((
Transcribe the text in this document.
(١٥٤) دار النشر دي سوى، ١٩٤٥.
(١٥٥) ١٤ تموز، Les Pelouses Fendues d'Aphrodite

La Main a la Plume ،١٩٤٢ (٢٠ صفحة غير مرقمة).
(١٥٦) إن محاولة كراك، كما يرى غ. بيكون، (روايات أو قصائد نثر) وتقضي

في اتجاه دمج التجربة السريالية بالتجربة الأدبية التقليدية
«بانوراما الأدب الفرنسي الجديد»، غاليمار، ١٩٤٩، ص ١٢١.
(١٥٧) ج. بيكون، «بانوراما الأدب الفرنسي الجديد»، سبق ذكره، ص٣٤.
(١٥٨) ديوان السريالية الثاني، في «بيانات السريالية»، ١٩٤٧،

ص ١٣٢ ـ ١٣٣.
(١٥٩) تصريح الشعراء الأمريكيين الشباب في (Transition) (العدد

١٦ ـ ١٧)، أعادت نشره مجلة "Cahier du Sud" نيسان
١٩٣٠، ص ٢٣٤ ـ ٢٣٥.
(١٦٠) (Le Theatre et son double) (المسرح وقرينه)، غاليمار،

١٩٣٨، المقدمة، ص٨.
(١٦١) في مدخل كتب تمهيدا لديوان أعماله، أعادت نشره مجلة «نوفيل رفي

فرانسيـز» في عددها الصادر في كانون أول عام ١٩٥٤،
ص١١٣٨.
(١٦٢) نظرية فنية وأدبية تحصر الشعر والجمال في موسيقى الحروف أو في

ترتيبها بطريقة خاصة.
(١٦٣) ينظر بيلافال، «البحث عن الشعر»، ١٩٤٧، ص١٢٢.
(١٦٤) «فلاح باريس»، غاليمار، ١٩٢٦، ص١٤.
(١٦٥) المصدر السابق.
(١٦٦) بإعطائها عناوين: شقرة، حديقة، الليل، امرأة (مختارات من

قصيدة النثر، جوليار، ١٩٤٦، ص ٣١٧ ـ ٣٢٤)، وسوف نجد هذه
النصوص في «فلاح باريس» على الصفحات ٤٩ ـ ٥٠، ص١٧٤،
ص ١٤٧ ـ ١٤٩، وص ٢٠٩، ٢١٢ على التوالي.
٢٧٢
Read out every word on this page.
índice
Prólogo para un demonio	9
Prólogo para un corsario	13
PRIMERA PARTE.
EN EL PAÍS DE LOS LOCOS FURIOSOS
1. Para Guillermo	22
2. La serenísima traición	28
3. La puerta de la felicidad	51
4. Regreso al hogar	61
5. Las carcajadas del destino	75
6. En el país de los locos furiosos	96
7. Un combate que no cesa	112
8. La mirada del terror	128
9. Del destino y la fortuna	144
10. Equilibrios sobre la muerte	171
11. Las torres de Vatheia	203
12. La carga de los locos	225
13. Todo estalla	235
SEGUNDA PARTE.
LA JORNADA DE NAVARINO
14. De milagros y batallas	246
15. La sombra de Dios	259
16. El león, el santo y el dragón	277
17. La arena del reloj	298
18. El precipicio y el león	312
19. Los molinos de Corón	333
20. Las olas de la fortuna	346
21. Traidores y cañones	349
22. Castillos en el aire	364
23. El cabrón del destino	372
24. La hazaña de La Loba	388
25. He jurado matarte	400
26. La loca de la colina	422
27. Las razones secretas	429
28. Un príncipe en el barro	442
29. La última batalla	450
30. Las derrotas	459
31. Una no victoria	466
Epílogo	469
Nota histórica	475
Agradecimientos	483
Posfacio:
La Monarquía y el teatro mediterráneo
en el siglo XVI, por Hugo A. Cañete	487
))
**Brief:**
All of the entries above need to be reproduced exactly.

**Expected output:**
Transcribe the text in this document.
(١٥٤) دار النشر دي سوى، ١٩٤٥.
(١٥٥) ١٤ تموز، Les Pelouses Fendues d'Aphrodite

La Main a la Plume ،١٩٤٢ (٢٠ صفحة غير مرقمة).
(١٥٦) إن محاولة كراك، كما يرى غ. بيكون، (روايات أو قصائد نثر) وتقضي

في اتجاه دمج التجربة السريالية بالتجربة الأدبية التقليدية
«بانوراما الأدب الفرنسي الجديد»، غاليمار، ١٩٤٩، ص ١٢١.
(١٥٧) ج. بيكون، «بانوراما الأدب الفرنسي الجديد»، سبق ذكره، ص٣٤.
(١٥٨) ديوان السريالية الثاني، في «بيانات السريالية»، ١٩٤٧،

ص ١٣٢ ـ ١٣٣.
(١٥٩) تصريح الشعراء الأمريكيين الشباب في (Transition) (العدد

١٦ ـ ١٧)، أعادت نشره مجلة "Cahier du Sud" نيسان
١٩٣٠، ص ٢٣٤ ـ ٢٣٥.
(١٦٠) (Le Theatre et son double) (المسرح وقرينه)، غاليمار،

١٩٣٨، المقدمة، ص٨.
(١٦١) في مدخل كتب تمهيدا لديوان أعماله، أعادت نشره مجلة «نوفيل رفي

فرانسيـز» في عددها الصادر في كانون أول عام ١٩٥٤،
ص١١٣٨.
(١٦٢) نظرية فنية وأدبية تحصر الشعر والجمال في موسيقى الحروف أو في

ترتيبها بطريقة خاصة.
(١٦٣) ينظر بيلافال، «البحث عن الشعر»، ١٩٤٧، ص١٢٢.
(١٦٤) «فلاح باريس»، غاليمار، ١٩٢٦، ص١٤.
(١٦٥) المصدر السابق.
(١٦٦) بإعطائها عناوين: شقرة، حديقة، الليل، امرأة (مختارات من

قصيدة النثر، جوليار، ١٩٤٦، ص ٣١٧ ـ ٣٢٤)، وسوف نجد هذه
النصوص في «فلاح باريس» على الصفحات ٤٩ ـ ٥٠، ص١٧٤،
ص ١٤٧ ـ ١٤٩، وص ٢٠٩، ٢١٢ على التوالي.
٢٧٢
Read out every word on this page.
índice
Prólogo para un demonio	9
Prólogo para un corsario	13
PRIMERA PARTE.
EN EL PAÍS DE LOS LOCOS FURIOSOS
1. Para Guillermo	22
2. La serenísima traición	28
3. La puerta de la felicidad	51
4. Regreso al hogar	61
5. Las carcajadas del destino	75
6. En el país de los locos furiosos	96
7. Un combate que no cesa	112
8. La mirada del terror	128
9. Del destino y la fortuna	144
10. Equilibrios sobre la muerte	171
11. Las torres de Vatheia	203
12. La carga de los locos	225
13. Todo estalla	235
SEGUNDA PARTE.
LA JORNADA DE NAVARINO
14. De milagros y batallas	246
15. La sombra de Dios	259
16. El león, el santo y el dragón	277
17. La arena del reloj	298
18. El precipicio y el león	312
19. Los molinos de Corón	333
20. Las olas de la fortuna	346
21. Traidores y cañones	349
22. Castillos en el aire	364
23. El cabrón del destino	372
24. La hazaña de La Loba	388
25. He jurado matarte	400
26. La loca de la colina	422
27. Las razones secretas	429
28. Un príncipe en el barro	442
29. La última batalla	450
30. Las derrotas	459
31. Una no victoria	466
Epílogo	469
Nota histórica	475
Agradecimientos	483
Posfacio:
La Monarquía y el teatro mediterráneo
en el siglo XVI, por Hugo A. Cañete	487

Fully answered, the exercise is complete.